Data shown:
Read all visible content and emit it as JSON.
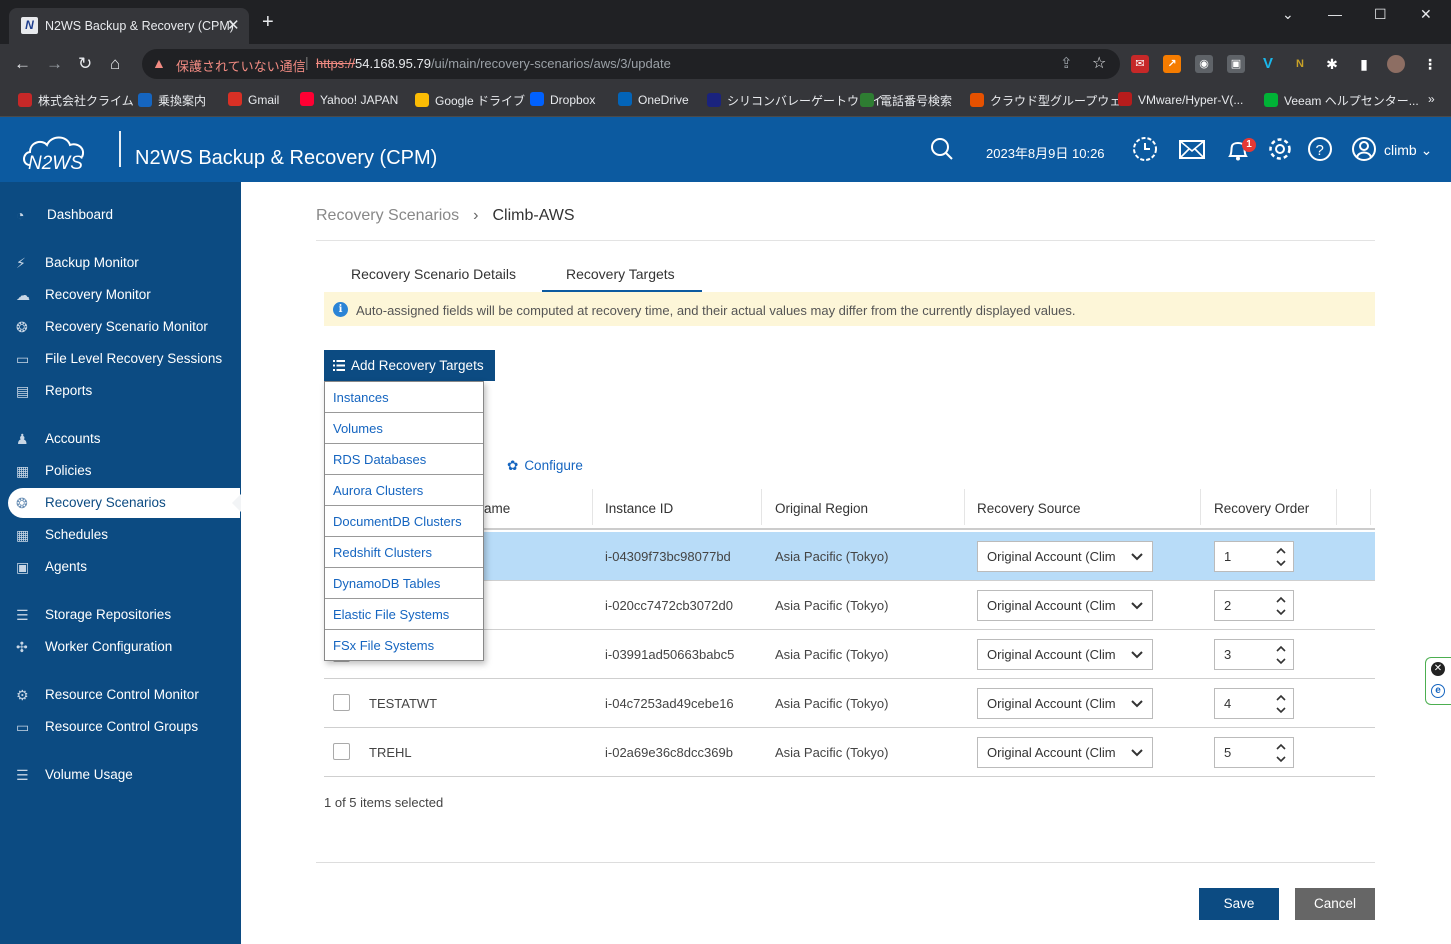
--
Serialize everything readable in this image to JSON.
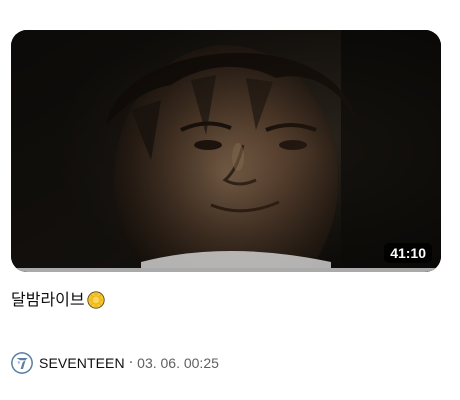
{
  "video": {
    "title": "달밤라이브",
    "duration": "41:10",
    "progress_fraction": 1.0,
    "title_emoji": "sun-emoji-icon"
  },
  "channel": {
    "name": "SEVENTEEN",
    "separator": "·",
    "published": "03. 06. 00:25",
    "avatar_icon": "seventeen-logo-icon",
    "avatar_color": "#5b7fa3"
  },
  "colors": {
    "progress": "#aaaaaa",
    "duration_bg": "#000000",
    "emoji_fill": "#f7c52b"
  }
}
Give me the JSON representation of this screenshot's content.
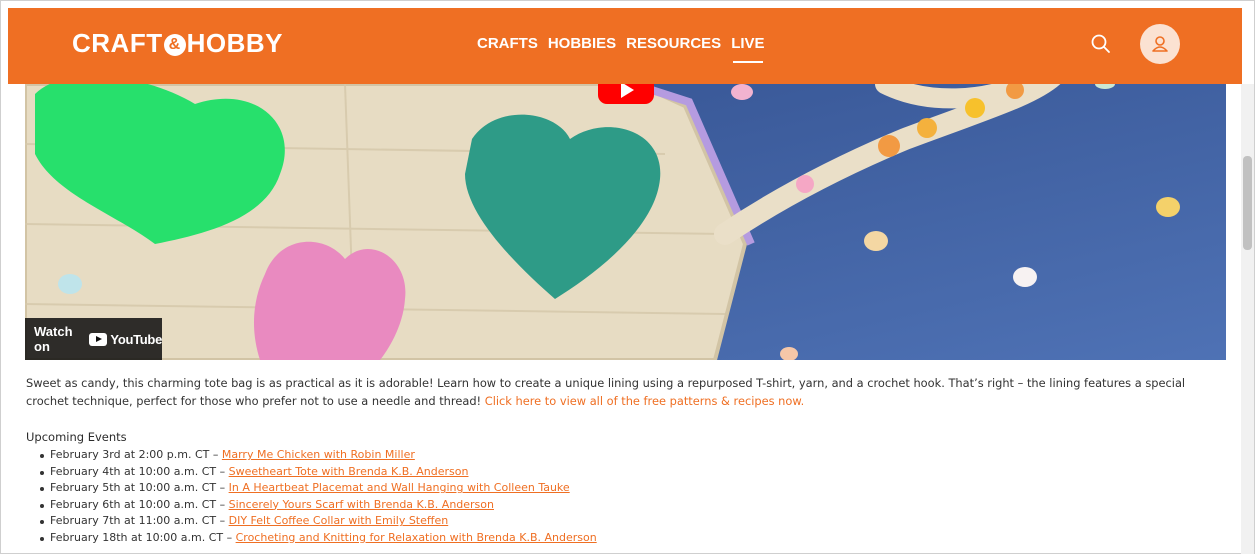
---
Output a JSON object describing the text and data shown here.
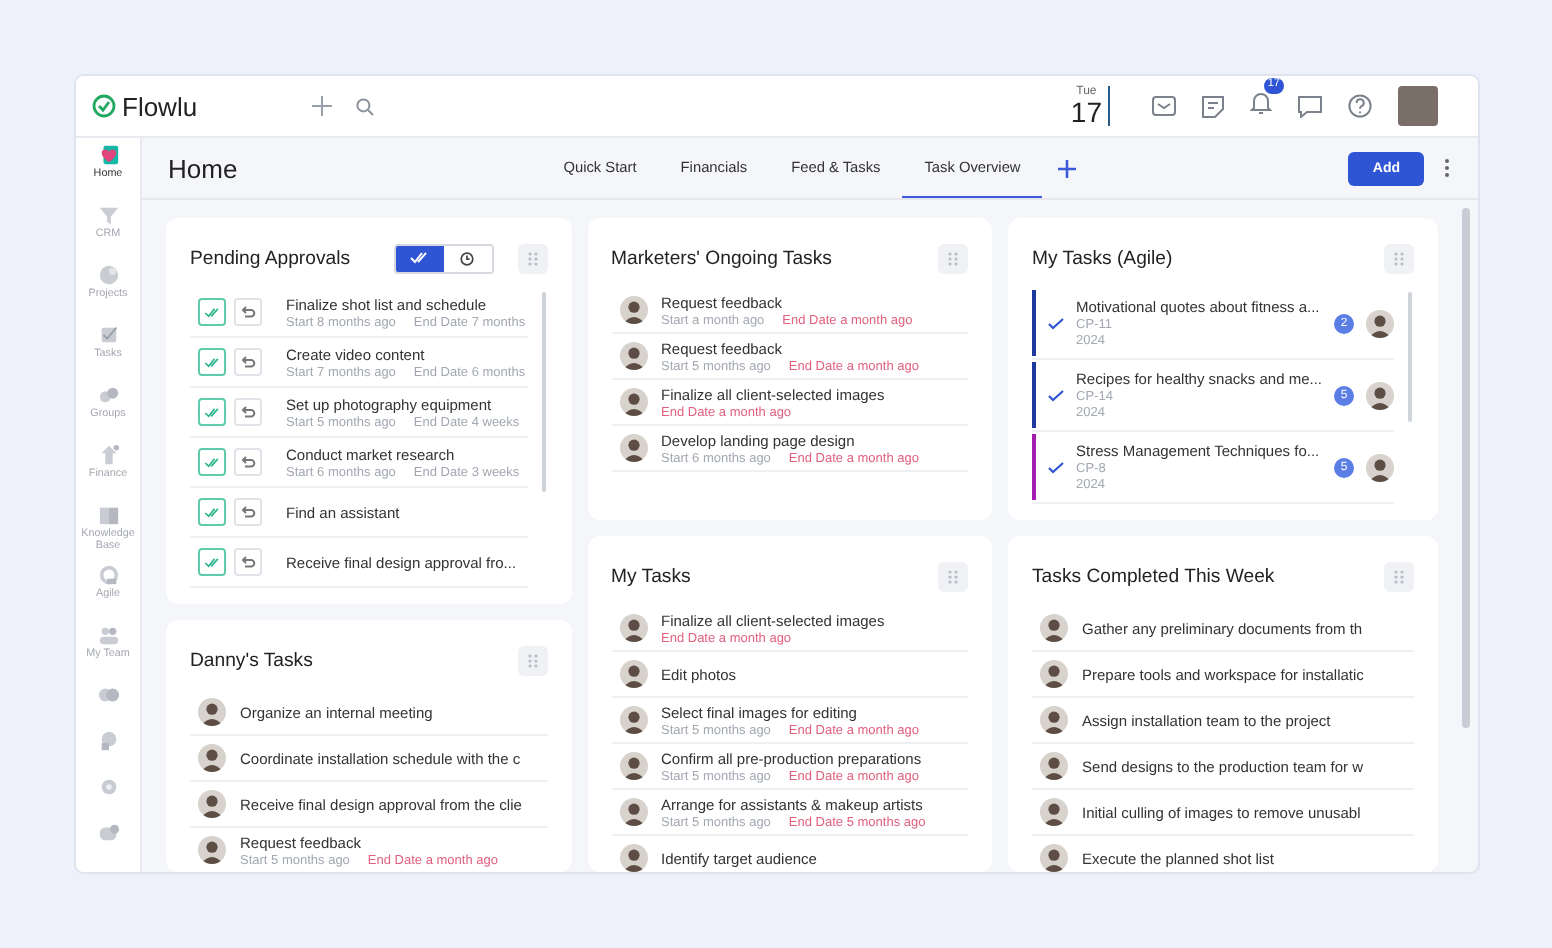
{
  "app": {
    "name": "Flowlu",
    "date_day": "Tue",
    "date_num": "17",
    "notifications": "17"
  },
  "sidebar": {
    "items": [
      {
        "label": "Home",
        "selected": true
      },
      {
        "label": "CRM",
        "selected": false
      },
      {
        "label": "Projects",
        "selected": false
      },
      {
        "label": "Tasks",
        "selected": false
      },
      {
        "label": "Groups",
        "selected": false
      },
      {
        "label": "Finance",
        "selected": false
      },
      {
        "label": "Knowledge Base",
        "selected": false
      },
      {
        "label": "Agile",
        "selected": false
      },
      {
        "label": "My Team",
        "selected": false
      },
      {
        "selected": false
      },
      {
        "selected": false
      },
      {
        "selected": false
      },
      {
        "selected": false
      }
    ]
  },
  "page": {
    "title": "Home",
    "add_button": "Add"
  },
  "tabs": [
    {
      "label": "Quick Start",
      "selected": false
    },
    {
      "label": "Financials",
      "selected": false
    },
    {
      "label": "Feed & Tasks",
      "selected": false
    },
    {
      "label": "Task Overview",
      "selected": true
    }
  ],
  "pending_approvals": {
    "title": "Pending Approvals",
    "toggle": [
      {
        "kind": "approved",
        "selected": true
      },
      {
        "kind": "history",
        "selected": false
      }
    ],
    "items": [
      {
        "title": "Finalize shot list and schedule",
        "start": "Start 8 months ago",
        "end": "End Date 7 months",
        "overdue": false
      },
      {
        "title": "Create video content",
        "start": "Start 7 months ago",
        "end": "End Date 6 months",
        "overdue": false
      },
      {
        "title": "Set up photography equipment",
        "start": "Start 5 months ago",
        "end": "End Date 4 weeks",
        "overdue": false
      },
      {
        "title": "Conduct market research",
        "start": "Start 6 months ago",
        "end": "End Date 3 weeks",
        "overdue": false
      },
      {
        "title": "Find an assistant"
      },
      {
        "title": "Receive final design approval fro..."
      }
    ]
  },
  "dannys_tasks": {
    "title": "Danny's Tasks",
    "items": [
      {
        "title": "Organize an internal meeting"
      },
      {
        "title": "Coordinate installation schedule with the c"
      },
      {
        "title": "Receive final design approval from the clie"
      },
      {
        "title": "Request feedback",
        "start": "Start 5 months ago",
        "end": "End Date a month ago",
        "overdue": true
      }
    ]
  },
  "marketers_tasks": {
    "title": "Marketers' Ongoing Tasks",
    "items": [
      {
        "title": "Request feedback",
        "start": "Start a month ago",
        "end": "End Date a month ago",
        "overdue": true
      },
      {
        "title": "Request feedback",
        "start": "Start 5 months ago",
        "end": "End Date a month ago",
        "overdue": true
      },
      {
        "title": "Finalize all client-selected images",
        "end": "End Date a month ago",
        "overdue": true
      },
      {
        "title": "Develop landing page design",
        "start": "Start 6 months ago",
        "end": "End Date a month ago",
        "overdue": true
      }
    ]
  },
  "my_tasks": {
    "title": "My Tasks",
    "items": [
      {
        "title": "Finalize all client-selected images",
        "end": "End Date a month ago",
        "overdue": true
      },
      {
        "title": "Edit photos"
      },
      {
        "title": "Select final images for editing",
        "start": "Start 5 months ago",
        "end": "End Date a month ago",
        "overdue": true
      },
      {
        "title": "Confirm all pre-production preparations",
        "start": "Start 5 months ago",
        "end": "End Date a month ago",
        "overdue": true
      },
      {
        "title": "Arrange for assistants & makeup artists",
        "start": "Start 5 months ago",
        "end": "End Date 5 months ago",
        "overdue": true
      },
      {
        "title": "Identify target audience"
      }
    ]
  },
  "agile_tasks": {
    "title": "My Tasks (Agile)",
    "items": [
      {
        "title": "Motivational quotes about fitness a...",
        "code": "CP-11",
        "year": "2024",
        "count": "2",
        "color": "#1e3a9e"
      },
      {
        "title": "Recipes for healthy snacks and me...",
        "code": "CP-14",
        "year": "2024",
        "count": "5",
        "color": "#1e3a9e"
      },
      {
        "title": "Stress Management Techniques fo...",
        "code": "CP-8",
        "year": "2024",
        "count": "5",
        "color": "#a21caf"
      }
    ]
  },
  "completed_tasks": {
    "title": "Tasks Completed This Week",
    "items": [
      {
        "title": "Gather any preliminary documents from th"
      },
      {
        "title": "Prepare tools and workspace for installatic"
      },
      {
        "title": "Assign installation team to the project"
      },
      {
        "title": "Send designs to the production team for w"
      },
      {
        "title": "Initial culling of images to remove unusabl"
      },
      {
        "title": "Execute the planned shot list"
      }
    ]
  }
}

Problem details:
Pictures in the material above should be skipped; print exactly the lines from the one with "Serialize everything readable" through the one with "Give me the".

Final result:
Serialize everything readable in this image to JSON.
{
  "video": {
    "title": "달밤라이브",
    "duration": "41:10",
    "progress_fraction": 1.0,
    "title_emoji": "sun-emoji-icon"
  },
  "channel": {
    "name": "SEVENTEEN",
    "separator": "·",
    "published": "03. 06. 00:25",
    "avatar_icon": "seventeen-logo-icon",
    "avatar_color": "#5b7fa3"
  },
  "colors": {
    "progress": "#aaaaaa",
    "duration_bg": "#000000",
    "emoji_fill": "#f7c52b"
  }
}
Give me the JSON representation of this screenshot's content.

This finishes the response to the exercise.